> Extracted data:

· · · ·

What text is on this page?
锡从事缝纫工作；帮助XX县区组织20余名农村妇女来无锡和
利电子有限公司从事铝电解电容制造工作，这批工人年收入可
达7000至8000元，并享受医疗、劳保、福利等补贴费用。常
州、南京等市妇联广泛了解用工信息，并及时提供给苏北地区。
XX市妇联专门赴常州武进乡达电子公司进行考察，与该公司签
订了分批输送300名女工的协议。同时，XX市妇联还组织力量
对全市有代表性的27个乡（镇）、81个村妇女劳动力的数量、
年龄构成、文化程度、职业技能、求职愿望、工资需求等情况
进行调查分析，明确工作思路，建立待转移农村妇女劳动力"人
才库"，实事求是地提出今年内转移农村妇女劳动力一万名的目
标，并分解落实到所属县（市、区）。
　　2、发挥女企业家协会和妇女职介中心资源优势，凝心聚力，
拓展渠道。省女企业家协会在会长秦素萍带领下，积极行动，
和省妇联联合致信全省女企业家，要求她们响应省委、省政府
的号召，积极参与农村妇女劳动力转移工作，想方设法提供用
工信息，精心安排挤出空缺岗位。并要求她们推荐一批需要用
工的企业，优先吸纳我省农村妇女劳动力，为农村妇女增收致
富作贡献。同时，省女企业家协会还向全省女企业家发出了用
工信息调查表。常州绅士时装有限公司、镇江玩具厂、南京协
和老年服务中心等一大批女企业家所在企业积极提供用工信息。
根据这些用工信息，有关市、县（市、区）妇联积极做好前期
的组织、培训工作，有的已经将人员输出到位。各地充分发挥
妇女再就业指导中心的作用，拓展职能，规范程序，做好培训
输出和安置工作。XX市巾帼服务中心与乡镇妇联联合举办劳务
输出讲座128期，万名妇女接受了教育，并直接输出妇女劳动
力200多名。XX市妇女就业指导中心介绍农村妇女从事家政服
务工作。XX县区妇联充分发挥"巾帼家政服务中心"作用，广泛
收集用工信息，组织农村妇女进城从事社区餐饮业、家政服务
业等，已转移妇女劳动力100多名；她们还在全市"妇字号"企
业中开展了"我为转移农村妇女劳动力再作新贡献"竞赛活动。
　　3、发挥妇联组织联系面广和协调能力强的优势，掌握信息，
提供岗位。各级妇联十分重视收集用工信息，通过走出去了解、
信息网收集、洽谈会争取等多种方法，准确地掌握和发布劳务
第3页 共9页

· · · ·

> Exercise prompt: Please restate the records in full, word for word.

> Response to this task:
What text is on this page?
锡从事缝纫工作；帮助XX县区组织20余名农村妇女来无锡和
利电子有限公司从事铝电解电容制造工作，这批工人年收入可
达7000至8000元，并享受医疗、劳保、福利等补贴费用。常
州、南京等市妇联广泛了解用工信息，并及时提供给苏北地区。
XX市妇联专门赴常州武进乡达电子公司进行考察，与该公司签
订了分批输送300名女工的协议。同时，XX市妇联还组织力量
对全市有代表性的27个乡（镇）、81个村妇女劳动力的数量、
年龄构成、文化程度、职业技能、求职愿望、工资需求等情况
进行调查分析，明确工作思路，建立待转移农村妇女劳动力"人
才库"，实事求是地提出今年内转移农村妇女劳动力一万名的目
标，并分解落实到所属县（市、区）。
　　2、发挥女企业家协会和妇女职介中心资源优势，凝心聚力，
拓展渠道。省女企业家协会在会长秦素萍带领下，积极行动，
和省妇联联合致信全省女企业家，要求她们响应省委、省政府
的号召，积极参与农村妇女劳动力转移工作，想方设法提供用
工信息，精心安排挤出空缺岗位。并要求她们推荐一批需要用
工的企业，优先吸纳我省农村妇女劳动力，为农村妇女增收致
富作贡献。同时，省女企业家协会还向全省女企业家发出了用
工信息调查表。常州绅士时装有限公司、镇江玩具厂、南京协
和老年服务中心等一大批女企业家所在企业积极提供用工信息。
根据这些用工信息，有关市、县（市、区）妇联积极做好前期
的组织、培训工作，有的已经将人员输出到位。各地充分发挥
妇女再就业指导中心的作用，拓展职能，规范程序，做好培训
输出和安置工作。XX市巾帼服务中心与乡镇妇联联合举办劳务
输出讲座128期，万名妇女接受了教育，并直接输出妇女劳动
力200多名。XX市妇女就业指导中心介绍农村妇女从事家政服
务工作。XX县区妇联充分发挥"巾帼家政服务中心"作用，广泛
收集用工信息，组织农村妇女进城从事社区餐饮业、家政服务
业等，已转移妇女劳动力100多名；她们还在全市"妇字号"企
业中开展了"我为转移农村妇女劳动力再作新贡献"竞赛活动。
　　3、发挥妇联组织联系面广和协调能力强的优势，掌握信息，
提供岗位。各级妇联十分重视收集用工信息，通过走出去了解、
信息网收集、洽谈会争取等多种方法，准确地掌握和发布劳务
第3页 共9页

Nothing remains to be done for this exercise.